>> begin Dataset excerpts

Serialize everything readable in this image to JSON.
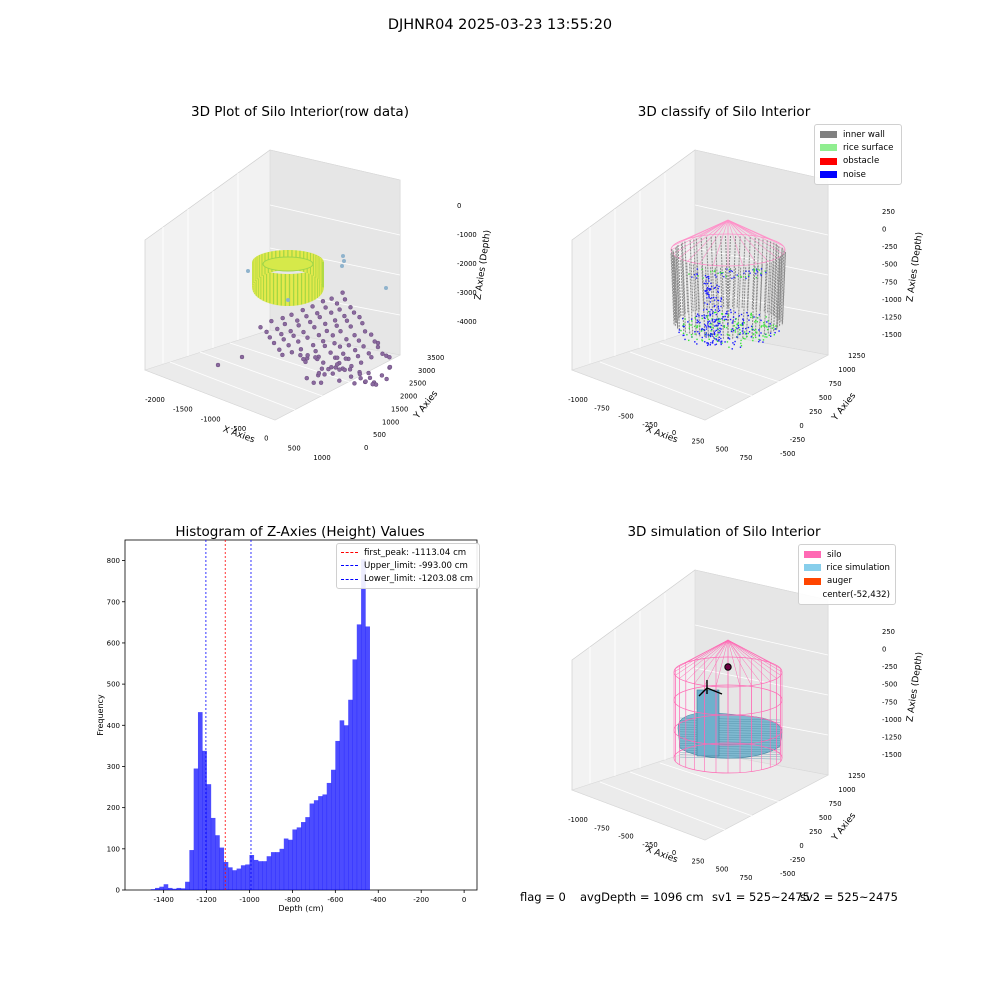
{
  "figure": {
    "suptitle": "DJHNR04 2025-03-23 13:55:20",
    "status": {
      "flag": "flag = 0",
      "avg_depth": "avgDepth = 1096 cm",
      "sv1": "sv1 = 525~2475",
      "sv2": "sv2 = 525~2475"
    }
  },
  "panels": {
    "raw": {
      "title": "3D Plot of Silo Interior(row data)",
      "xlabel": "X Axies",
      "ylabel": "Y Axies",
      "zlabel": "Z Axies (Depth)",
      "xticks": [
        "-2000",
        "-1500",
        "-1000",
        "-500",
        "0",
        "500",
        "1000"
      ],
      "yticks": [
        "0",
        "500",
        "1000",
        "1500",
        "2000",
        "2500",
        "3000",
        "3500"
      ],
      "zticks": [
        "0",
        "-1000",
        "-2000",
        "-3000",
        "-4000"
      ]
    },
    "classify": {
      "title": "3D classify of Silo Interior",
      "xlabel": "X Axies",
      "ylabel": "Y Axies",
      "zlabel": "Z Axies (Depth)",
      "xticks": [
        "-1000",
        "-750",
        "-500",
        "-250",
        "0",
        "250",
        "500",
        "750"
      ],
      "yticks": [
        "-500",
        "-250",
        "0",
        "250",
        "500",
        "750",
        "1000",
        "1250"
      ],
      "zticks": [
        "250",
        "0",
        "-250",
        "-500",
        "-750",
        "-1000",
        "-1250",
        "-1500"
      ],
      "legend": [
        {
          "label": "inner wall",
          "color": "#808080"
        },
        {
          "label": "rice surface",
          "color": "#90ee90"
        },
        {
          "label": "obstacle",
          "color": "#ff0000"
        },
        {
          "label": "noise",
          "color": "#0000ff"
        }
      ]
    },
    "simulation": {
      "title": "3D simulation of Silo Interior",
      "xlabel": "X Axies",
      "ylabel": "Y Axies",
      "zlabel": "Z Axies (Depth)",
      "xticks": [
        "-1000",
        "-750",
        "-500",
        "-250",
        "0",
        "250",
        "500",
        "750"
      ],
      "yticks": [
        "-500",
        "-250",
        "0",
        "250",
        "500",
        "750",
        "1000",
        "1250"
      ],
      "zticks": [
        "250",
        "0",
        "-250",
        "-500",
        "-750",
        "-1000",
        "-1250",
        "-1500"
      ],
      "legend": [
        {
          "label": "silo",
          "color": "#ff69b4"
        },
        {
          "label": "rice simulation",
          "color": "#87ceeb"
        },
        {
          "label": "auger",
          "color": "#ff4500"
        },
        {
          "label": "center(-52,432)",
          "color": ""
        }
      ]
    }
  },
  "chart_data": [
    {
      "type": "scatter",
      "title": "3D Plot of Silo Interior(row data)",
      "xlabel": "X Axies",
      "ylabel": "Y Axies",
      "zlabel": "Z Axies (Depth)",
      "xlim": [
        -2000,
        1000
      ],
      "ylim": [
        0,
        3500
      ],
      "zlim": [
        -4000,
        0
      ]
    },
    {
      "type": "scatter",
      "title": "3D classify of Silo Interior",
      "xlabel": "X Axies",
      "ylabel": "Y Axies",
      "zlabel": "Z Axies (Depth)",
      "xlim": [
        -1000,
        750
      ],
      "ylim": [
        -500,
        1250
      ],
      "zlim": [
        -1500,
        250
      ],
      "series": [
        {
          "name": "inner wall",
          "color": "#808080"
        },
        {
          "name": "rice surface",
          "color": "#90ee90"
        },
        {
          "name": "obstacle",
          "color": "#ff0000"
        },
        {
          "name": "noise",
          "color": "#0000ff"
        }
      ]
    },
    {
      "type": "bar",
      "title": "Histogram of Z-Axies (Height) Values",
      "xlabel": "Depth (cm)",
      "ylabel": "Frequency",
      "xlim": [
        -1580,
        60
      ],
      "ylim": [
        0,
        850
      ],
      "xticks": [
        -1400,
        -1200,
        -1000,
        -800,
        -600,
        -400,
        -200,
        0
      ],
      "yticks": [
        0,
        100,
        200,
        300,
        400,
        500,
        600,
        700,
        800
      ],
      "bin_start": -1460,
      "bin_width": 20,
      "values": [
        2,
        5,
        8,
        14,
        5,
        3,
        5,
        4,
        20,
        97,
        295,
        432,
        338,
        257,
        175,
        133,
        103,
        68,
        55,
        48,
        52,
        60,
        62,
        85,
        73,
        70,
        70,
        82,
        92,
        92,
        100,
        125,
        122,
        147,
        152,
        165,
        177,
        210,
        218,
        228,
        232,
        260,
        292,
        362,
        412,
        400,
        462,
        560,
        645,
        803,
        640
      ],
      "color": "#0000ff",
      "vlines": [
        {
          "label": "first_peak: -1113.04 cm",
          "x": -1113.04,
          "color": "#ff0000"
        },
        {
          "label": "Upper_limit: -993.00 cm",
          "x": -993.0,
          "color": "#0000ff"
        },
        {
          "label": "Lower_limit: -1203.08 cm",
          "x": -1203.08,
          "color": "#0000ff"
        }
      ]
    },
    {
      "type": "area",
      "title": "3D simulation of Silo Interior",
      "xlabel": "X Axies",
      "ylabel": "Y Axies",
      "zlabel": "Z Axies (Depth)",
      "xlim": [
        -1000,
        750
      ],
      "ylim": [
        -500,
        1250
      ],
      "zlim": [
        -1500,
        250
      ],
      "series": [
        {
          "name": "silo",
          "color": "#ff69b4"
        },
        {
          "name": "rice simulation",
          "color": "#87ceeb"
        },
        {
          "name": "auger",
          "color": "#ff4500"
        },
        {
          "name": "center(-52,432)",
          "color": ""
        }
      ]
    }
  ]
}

>> end Dataset excerpts

_Requirements_
Without including any pictures, output all the entries above exactly.

_Written response_
Serialize everything readable in this image to JSON.
{
  "figure": {
    "suptitle": "DJHNR04 2025-03-23 13:55:20",
    "status": {
      "flag": "flag = 0",
      "avg_depth": "avgDepth = 1096 cm",
      "sv1": "sv1 = 525~2475",
      "sv2": "sv2 = 525~2475"
    }
  },
  "panels": {
    "raw": {
      "title": "3D Plot of Silo Interior(row data)",
      "xlabel": "X Axies",
      "ylabel": "Y Axies",
      "zlabel": "Z Axies (Depth)",
      "xticks": [
        "-2000",
        "-1500",
        "-1000",
        "-500",
        "0",
        "500",
        "1000"
      ],
      "yticks": [
        "0",
        "500",
        "1000",
        "1500",
        "2000",
        "2500",
        "3000",
        "3500"
      ],
      "zticks": [
        "0",
        "-1000",
        "-2000",
        "-3000",
        "-4000"
      ]
    },
    "classify": {
      "title": "3D classify of Silo Interior",
      "xlabel": "X Axies",
      "ylabel": "Y Axies",
      "zlabel": "Z Axies (Depth)",
      "xticks": [
        "-1000",
        "-750",
        "-500",
        "-250",
        "0",
        "250",
        "500",
        "750"
      ],
      "yticks": [
        "-500",
        "-250",
        "0",
        "250",
        "500",
        "750",
        "1000",
        "1250"
      ],
      "zticks": [
        "250",
        "0",
        "-250",
        "-500",
        "-750",
        "-1000",
        "-1250",
        "-1500"
      ],
      "legend": [
        {
          "label": "inner wall",
          "color": "#808080"
        },
        {
          "label": "rice surface",
          "color": "#90ee90"
        },
        {
          "label": "obstacle",
          "color": "#ff0000"
        },
        {
          "label": "noise",
          "color": "#0000ff"
        }
      ]
    },
    "simulation": {
      "title": "3D simulation of Silo Interior",
      "xlabel": "X Axies",
      "ylabel": "Y Axies",
      "zlabel": "Z Axies (Depth)",
      "xticks": [
        "-1000",
        "-750",
        "-500",
        "-250",
        "0",
        "250",
        "500",
        "750"
      ],
      "yticks": [
        "-500",
        "-250",
        "0",
        "250",
        "500",
        "750",
        "1000",
        "1250"
      ],
      "zticks": [
        "250",
        "0",
        "-250",
        "-500",
        "-750",
        "-1000",
        "-1250",
        "-1500"
      ],
      "legend": [
        {
          "label": "silo",
          "color": "#ff69b4"
        },
        {
          "label": "rice simulation",
          "color": "#87ceeb"
        },
        {
          "label": "auger",
          "color": "#ff4500"
        },
        {
          "label": "center(-52,432)",
          "color": ""
        }
      ]
    }
  },
  "chart_data": [
    {
      "type": "scatter",
      "title": "3D Plot of Silo Interior(row data)",
      "xlabel": "X Axies",
      "ylabel": "Y Axies",
      "zlabel": "Z Axies (Depth)",
      "xlim": [
        -2000,
        1000
      ],
      "ylim": [
        0,
        3500
      ],
      "zlim": [
        -4000,
        0
      ]
    },
    {
      "type": "scatter",
      "title": "3D classify of Silo Interior",
      "xlabel": "X Axies",
      "ylabel": "Y Axies",
      "zlabel": "Z Axies (Depth)",
      "xlim": [
        -1000,
        750
      ],
      "ylim": [
        -500,
        1250
      ],
      "zlim": [
        -1500,
        250
      ],
      "series": [
        {
          "name": "inner wall",
          "color": "#808080"
        },
        {
          "name": "rice surface",
          "color": "#90ee90"
        },
        {
          "name": "obstacle",
          "color": "#ff0000"
        },
        {
          "name": "noise",
          "color": "#0000ff"
        }
      ]
    },
    {
      "type": "bar",
      "title": "Histogram of Z-Axies (Height) Values",
      "xlabel": "Depth (cm)",
      "ylabel": "Frequency",
      "xlim": [
        -1580,
        60
      ],
      "ylim": [
        0,
        850
      ],
      "xticks": [
        -1400,
        -1200,
        -1000,
        -800,
        -600,
        -400,
        -200,
        0
      ],
      "yticks": [
        0,
        100,
        200,
        300,
        400,
        500,
        600,
        700,
        800
      ],
      "bin_start": -1460,
      "bin_width": 20,
      "values": [
        2,
        5,
        8,
        14,
        5,
        3,
        5,
        4,
        20,
        97,
        295,
        432,
        338,
        257,
        175,
        133,
        103,
        68,
        55,
        48,
        52,
        60,
        62,
        85,
        73,
        70,
        70,
        82,
        92,
        92,
        100,
        125,
        122,
        147,
        152,
        165,
        177,
        210,
        218,
        228,
        232,
        260,
        292,
        362,
        412,
        400,
        462,
        560,
        645,
        803,
        640
      ],
      "color": "#0000ff",
      "vlines": [
        {
          "label": "first_peak: -1113.04 cm",
          "x": -1113.04,
          "color": "#ff0000"
        },
        {
          "label": "Upper_limit: -993.00 cm",
          "x": -993.0,
          "color": "#0000ff"
        },
        {
          "label": "Lower_limit: -1203.08 cm",
          "x": -1203.08,
          "color": "#0000ff"
        }
      ]
    },
    {
      "type": "area",
      "title": "3D simulation of Silo Interior",
      "xlabel": "X Axies",
      "ylabel": "Y Axies",
      "zlabel": "Z Axies (Depth)",
      "xlim": [
        -1000,
        750
      ],
      "ylim": [
        -500,
        1250
      ],
      "zlim": [
        -1500,
        250
      ],
      "series": [
        {
          "name": "silo",
          "color": "#ff69b4"
        },
        {
          "name": "rice simulation",
          "color": "#87ceeb"
        },
        {
          "name": "auger",
          "color": "#ff4500"
        },
        {
          "name": "center(-52,432)",
          "color": ""
        }
      ]
    }
  ]
}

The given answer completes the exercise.